Data to use:

──────────────────────────────

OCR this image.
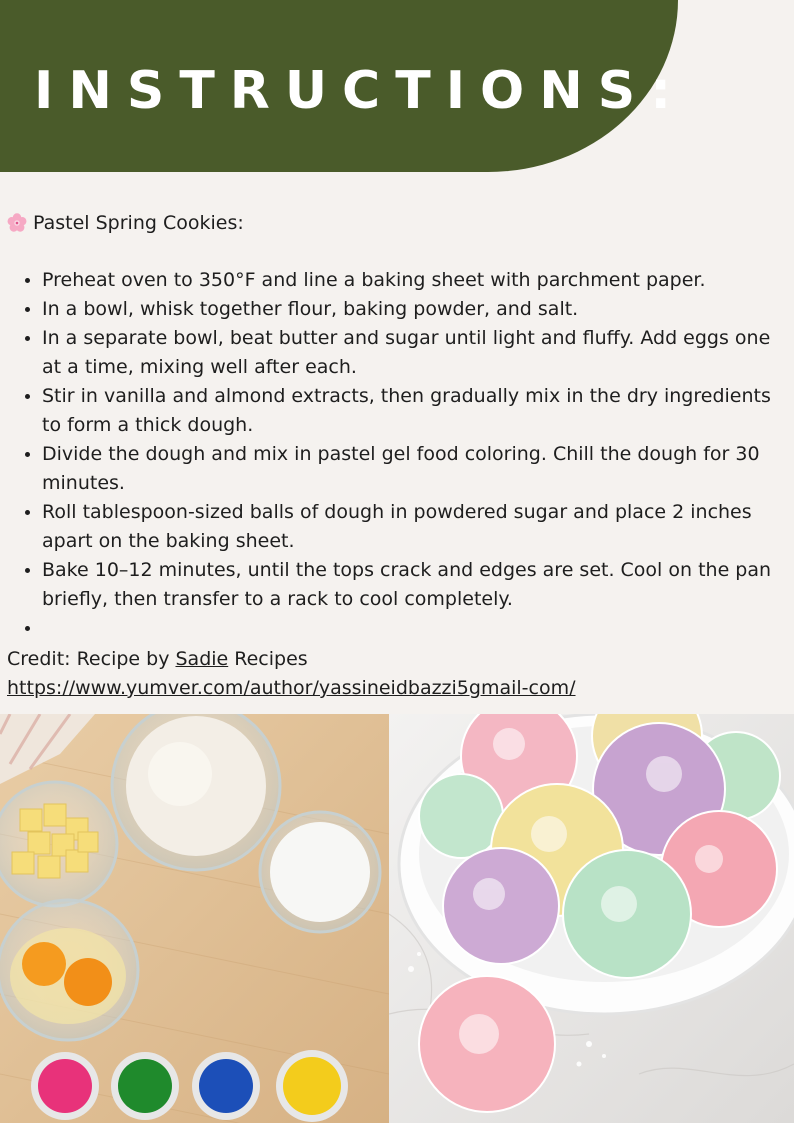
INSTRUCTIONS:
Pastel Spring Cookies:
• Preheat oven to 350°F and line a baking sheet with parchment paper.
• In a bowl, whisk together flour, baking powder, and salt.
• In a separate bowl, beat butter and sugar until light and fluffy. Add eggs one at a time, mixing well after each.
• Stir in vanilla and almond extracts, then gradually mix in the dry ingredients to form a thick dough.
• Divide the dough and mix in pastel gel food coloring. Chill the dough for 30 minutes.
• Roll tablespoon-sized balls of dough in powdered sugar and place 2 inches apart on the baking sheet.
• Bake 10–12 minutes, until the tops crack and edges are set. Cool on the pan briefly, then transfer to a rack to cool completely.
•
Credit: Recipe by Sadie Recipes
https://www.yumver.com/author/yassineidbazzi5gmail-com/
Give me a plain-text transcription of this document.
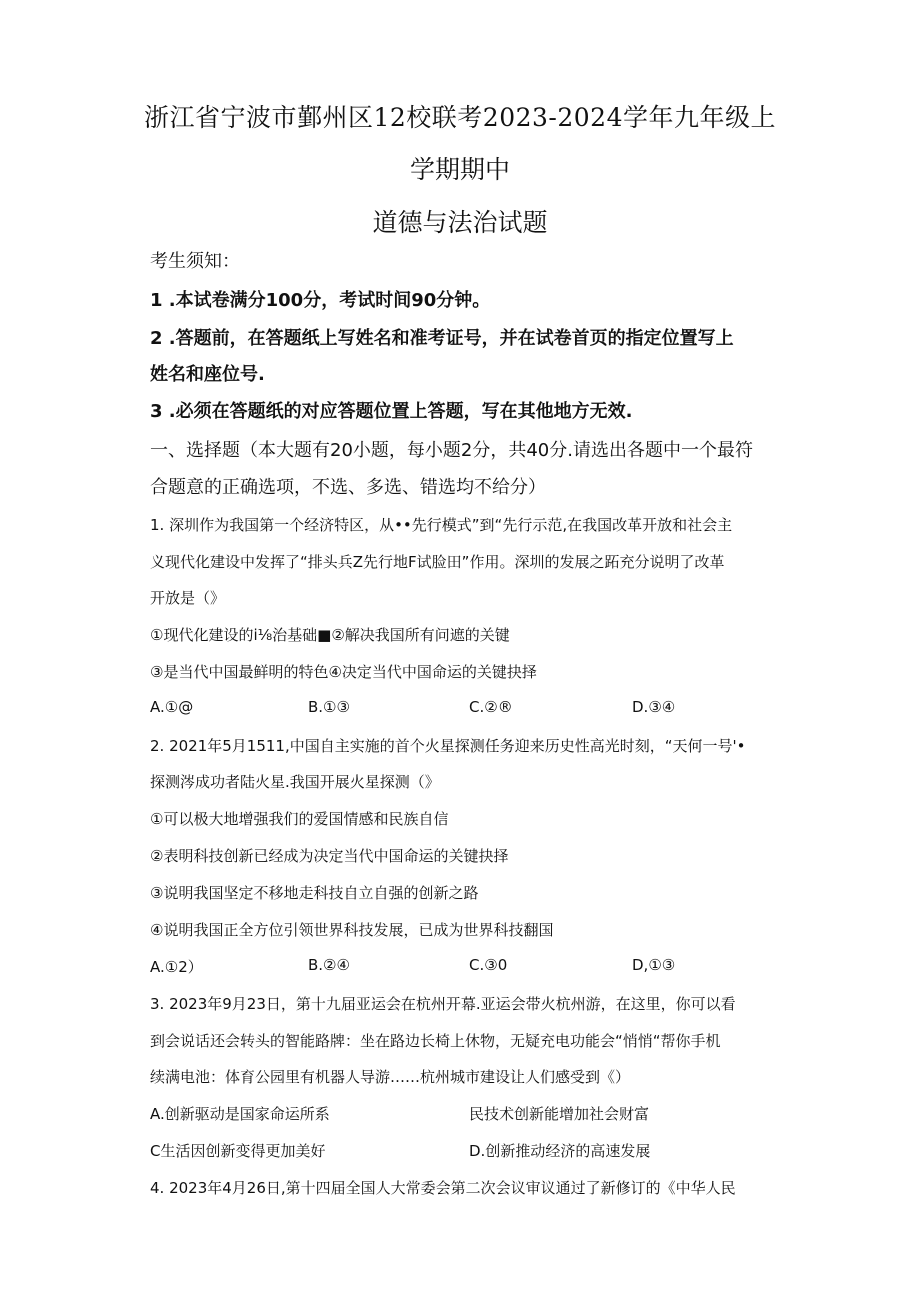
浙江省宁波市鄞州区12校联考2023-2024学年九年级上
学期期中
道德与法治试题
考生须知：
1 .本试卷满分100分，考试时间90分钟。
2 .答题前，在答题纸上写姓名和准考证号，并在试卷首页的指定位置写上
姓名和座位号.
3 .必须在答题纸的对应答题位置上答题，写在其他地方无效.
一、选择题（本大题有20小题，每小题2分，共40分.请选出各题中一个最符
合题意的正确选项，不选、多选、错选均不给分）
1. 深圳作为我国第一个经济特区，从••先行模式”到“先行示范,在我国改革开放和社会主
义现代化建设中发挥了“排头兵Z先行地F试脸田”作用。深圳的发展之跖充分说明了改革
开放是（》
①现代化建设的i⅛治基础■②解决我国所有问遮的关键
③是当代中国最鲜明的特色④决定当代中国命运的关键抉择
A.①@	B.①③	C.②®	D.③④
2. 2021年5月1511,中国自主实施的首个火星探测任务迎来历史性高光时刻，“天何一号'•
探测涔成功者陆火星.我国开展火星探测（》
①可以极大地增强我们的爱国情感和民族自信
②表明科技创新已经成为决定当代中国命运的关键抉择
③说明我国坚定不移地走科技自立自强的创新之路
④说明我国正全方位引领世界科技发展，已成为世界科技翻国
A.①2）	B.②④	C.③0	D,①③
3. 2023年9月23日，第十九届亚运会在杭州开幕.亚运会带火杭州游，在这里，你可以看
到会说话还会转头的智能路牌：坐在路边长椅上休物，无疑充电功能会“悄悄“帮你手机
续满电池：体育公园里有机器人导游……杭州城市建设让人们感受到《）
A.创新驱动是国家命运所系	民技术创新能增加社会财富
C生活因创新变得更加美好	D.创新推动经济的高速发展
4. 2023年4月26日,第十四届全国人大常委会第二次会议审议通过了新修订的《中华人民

──────────────────────────────

From the records above, pick out and copy each line holding the word "this".

Solution below:
OCR this image.
Give me a plain-text transcription of this document.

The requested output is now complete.